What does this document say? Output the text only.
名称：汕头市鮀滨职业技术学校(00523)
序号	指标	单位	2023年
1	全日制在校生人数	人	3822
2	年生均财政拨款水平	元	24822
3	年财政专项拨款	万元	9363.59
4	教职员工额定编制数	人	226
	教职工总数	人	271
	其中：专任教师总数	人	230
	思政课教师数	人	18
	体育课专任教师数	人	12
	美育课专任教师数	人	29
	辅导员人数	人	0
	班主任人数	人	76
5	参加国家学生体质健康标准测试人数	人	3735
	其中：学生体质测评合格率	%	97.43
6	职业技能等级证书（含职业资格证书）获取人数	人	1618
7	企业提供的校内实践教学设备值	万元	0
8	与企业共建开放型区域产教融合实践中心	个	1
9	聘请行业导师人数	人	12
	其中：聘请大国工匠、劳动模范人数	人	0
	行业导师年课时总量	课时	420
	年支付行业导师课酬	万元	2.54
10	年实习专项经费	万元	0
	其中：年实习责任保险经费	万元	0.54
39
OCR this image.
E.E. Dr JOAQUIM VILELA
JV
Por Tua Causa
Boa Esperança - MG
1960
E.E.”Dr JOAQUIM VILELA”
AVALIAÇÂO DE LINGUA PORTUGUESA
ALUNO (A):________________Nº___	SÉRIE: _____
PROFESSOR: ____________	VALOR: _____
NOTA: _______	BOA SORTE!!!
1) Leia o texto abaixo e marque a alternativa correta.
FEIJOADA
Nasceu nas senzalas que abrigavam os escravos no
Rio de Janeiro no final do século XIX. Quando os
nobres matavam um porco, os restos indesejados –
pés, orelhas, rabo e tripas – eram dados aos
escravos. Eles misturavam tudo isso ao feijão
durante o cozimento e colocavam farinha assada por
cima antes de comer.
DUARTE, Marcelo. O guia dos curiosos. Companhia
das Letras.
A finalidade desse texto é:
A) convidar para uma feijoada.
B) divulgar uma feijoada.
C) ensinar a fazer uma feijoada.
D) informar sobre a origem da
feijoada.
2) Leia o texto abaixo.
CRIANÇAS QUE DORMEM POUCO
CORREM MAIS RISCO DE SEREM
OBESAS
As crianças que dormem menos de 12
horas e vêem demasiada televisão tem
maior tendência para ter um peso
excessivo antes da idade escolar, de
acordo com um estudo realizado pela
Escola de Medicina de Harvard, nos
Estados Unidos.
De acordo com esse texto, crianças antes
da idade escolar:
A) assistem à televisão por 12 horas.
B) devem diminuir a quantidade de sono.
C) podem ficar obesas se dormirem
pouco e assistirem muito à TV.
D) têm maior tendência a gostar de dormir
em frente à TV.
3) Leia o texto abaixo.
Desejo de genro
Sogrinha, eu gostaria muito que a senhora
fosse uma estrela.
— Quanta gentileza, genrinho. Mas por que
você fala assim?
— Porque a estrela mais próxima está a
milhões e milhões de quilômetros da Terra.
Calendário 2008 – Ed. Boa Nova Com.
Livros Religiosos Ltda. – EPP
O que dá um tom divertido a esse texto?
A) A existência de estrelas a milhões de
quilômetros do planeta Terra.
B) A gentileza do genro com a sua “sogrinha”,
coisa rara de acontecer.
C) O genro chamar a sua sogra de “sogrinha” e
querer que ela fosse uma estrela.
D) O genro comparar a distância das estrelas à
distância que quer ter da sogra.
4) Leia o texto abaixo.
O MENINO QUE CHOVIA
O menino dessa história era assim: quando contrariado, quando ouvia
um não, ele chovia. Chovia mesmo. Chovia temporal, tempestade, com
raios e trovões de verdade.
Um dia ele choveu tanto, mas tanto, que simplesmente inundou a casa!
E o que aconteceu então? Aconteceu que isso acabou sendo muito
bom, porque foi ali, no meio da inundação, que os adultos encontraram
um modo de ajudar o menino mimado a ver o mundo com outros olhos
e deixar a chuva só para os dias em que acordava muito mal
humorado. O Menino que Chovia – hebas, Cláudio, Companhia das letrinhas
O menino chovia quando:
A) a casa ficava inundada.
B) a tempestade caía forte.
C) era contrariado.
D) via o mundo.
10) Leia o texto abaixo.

****************

Exercise goal: Extract all the material, leaving every line as it is.

The reply:
What does this document say? Output the text only.
名称：汕头市鮀滨职业技术学校(00523)
序号	指标	单位	2023年
1	全日制在校生人数	人	3822
2	年生均财政拨款水平	元	24822
3	年财政专项拨款	万元	9363.59
4	教职员工额定编制数	人	226
	教职工总数	人	271
	其中：专任教师总数	人	230
	思政课教师数	人	18
	体育课专任教师数	人	12
	美育课专任教师数	人	29
	辅导员人数	人	0
	班主任人数	人	76
5	参加国家学生体质健康标准测试人数	人	3735
	其中：学生体质测评合格率	%	97.43
6	职业技能等级证书（含职业资格证书）获取人数	人	1618
7	企业提供的校内实践教学设备值	万元	0
8	与企业共建开放型区域产教融合实践中心	个	1
9	聘请行业导师人数	人	12
	其中：聘请大国工匠、劳动模范人数	人	0
	行业导师年课时总量	课时	420
	年支付行业导师课酬	万元	2.54
10	年实习专项经费	万元	0
	其中：年实习责任保险经费	万元	0.54
39
OCR this image.
E.E. Dr JOAQUIM VILELA
JV
Por Tua Causa
Boa Esperança - MG
1960
E.E.”Dr JOAQUIM VILELA”
AVALIAÇÂO DE LINGUA PORTUGUESA
ALUNO (A):________________Nº___	SÉRIE: _____
PROFESSOR: ____________	VALOR: _____
NOTA: _______	BOA SORTE!!!
1) Leia o texto abaixo e marque a alternativa correta.
FEIJOADA
Nasceu nas senzalas que abrigavam os escravos no
Rio de Janeiro no final do século XIX. Quando os
nobres matavam um porco, os restos indesejados –
pés, orelhas, rabo e tripas – eram dados aos
escravos. Eles misturavam tudo isso ao feijão
durante o cozimento e colocavam farinha assada por
cima antes de comer.
DUARTE, Marcelo. O guia dos curiosos. Companhia
das Letras.
A finalidade desse texto é:
A) convidar para uma feijoada.
B) divulgar uma feijoada.
C) ensinar a fazer uma feijoada.
D) informar sobre a origem da
feijoada.
2) Leia o texto abaixo.
CRIANÇAS QUE DORMEM POUCO
CORREM MAIS RISCO DE SEREM
OBESAS
As crianças que dormem menos de 12
horas e vêem demasiada televisão tem
maior tendência para ter um peso
excessivo antes da idade escolar, de
acordo com um estudo realizado pela
Escola de Medicina de Harvard, nos
Estados Unidos.
De acordo com esse texto, crianças antes
da idade escolar:
A) assistem à televisão por 12 horas.
B) devem diminuir a quantidade de sono.
C) podem ficar obesas se dormirem
pouco e assistirem muito à TV.
D) têm maior tendência a gostar de dormir
em frente à TV.
3) Leia o texto abaixo.
Desejo de genro
Sogrinha, eu gostaria muito que a senhora
fosse uma estrela.
— Quanta gentileza, genrinho. Mas por que
você fala assim?
— Porque a estrela mais próxima está a
milhões e milhões de quilômetros da Terra.
Calendário 2008 – Ed. Boa Nova Com.
Livros Religiosos Ltda. – EPP
O que dá um tom divertido a esse texto?
A) A existência de estrelas a milhões de
quilômetros do planeta Terra.
B) A gentileza do genro com a sua “sogrinha”,
coisa rara de acontecer.
C) O genro chamar a sua sogra de “sogrinha” e
querer que ela fosse uma estrela.
D) O genro comparar a distância das estrelas à
distância que quer ter da sogra.
4) Leia o texto abaixo.
O MENINO QUE CHOVIA
O menino dessa história era assim: quando contrariado, quando ouvia
um não, ele chovia. Chovia mesmo. Chovia temporal, tempestade, com
raios e trovões de verdade.
Um dia ele choveu tanto, mas tanto, que simplesmente inundou a casa!
E o que aconteceu então? Aconteceu que isso acabou sendo muito
bom, porque foi ali, no meio da inundação, que os adultos encontraram
um modo de ajudar o menino mimado a ver o mundo com outros olhos
e deixar a chuva só para os dias em que acordava muito mal
humorado. O Menino que Chovia – hebas, Cláudio, Companhia das letrinhas
O menino chovia quando:
A) a casa ficava inundada.
B) a tempestade caía forte.
C) era contrariado.
D) via o mundo.
10) Leia o texto abaixo.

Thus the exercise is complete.